* DO THIS
Skip the pictures. Copy all the rest of the records down exactly.

* DATASET EXCERPTS
========================================================================

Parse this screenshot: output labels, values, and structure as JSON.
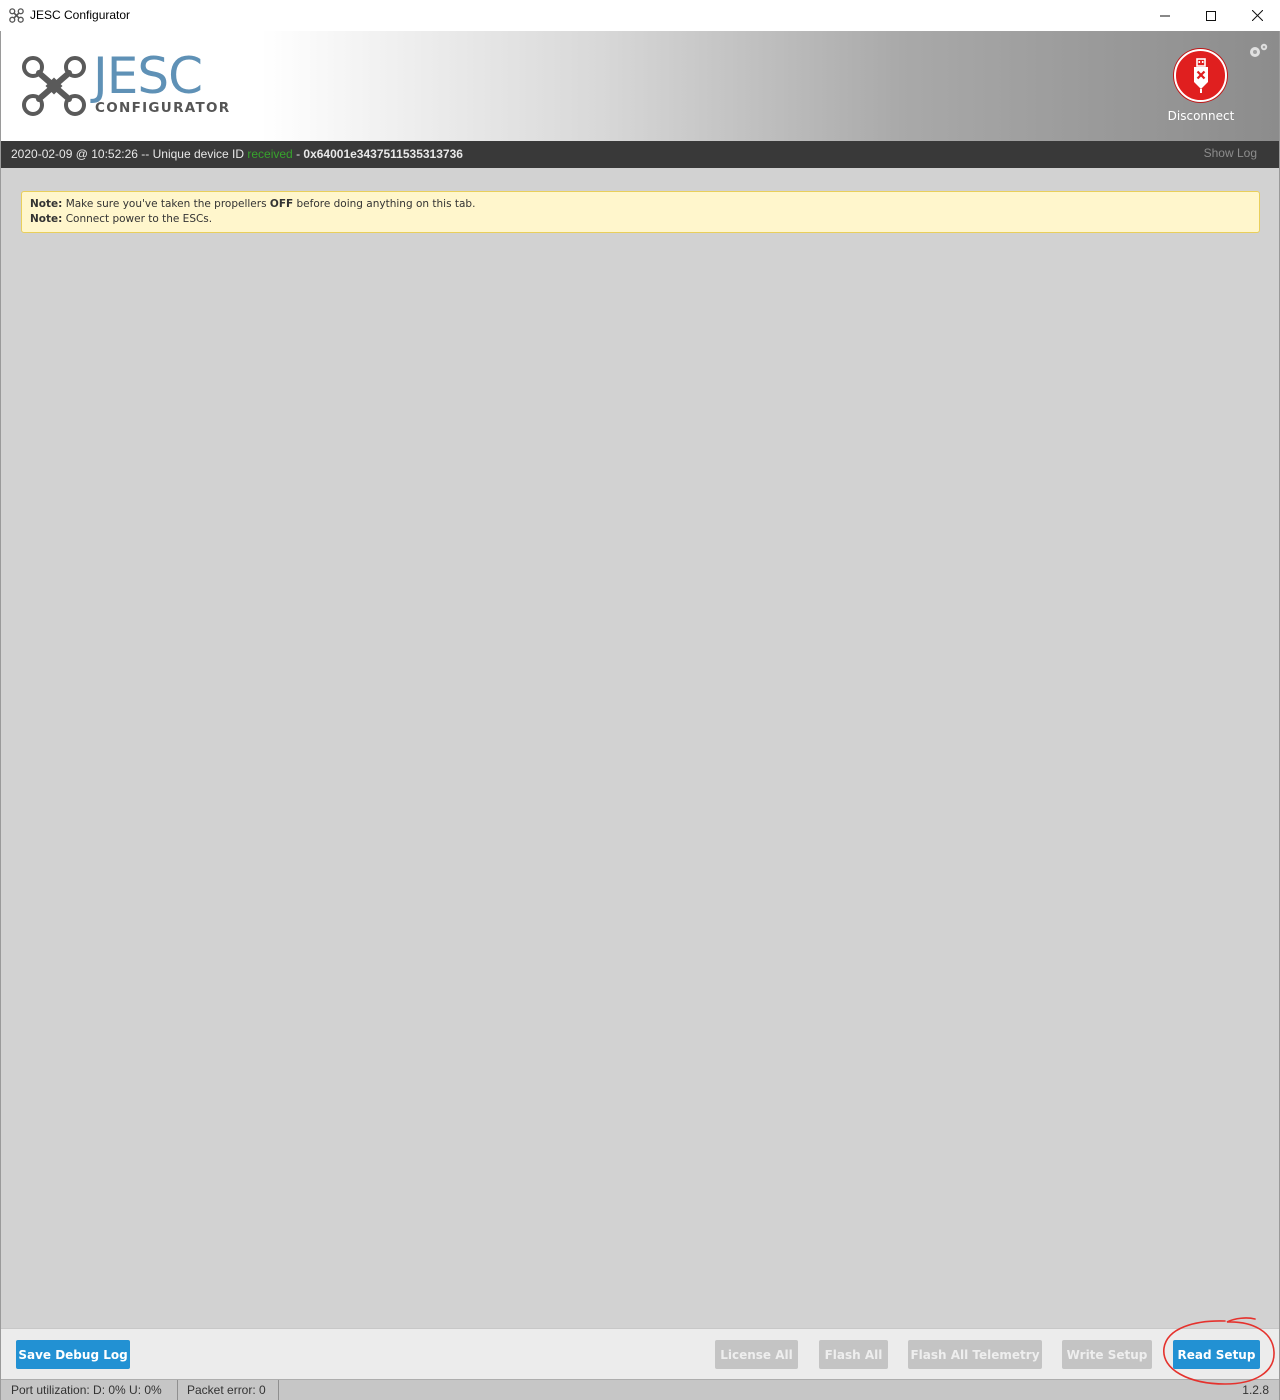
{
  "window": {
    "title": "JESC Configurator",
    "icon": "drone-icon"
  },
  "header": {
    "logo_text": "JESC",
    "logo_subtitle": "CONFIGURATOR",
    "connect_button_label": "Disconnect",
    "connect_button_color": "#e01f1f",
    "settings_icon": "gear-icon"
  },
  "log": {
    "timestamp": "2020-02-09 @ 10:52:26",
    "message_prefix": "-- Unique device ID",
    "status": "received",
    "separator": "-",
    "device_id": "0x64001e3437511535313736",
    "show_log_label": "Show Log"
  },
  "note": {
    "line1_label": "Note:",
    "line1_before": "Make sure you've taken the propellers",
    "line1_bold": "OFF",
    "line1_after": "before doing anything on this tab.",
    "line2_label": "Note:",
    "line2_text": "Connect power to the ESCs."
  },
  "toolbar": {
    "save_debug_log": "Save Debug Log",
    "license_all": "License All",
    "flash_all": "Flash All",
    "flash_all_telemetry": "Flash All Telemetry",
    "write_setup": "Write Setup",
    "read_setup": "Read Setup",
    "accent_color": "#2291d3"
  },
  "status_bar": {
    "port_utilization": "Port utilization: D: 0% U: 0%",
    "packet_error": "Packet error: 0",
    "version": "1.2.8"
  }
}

========================================================================

* RESULT OF THIS TASK
Parse this screenshot: output labels, values, and structure as JSON.
{
  "window": {
    "title": "JESC Configurator",
    "icon": "drone-icon"
  },
  "header": {
    "logo_text": "JESC",
    "logo_subtitle": "CONFIGURATOR",
    "connect_button_label": "Disconnect",
    "connect_button_color": "#e01f1f",
    "settings_icon": "gear-icon"
  },
  "log": {
    "timestamp": "2020-02-09 @ 10:52:26",
    "message_prefix": "-- Unique device ID",
    "status": "received",
    "separator": "-",
    "device_id": "0x64001e3437511535313736",
    "show_log_label": "Show Log"
  },
  "note": {
    "line1_label": "Note:",
    "line1_before": "Make sure you've taken the propellers",
    "line1_bold": "OFF",
    "line1_after": "before doing anything on this tab.",
    "line2_label": "Note:",
    "line2_text": "Connect power to the ESCs."
  },
  "toolbar": {
    "save_debug_log": "Save Debug Log",
    "license_all": "License All",
    "flash_all": "Flash All",
    "flash_all_telemetry": "Flash All Telemetry",
    "write_setup": "Write Setup",
    "read_setup": "Read Setup",
    "accent_color": "#2291d3"
  },
  "status_bar": {
    "port_utilization": "Port utilization: D: 0% U: 0%",
    "packet_error": "Packet error: 0",
    "version": "1.2.8"
  }
}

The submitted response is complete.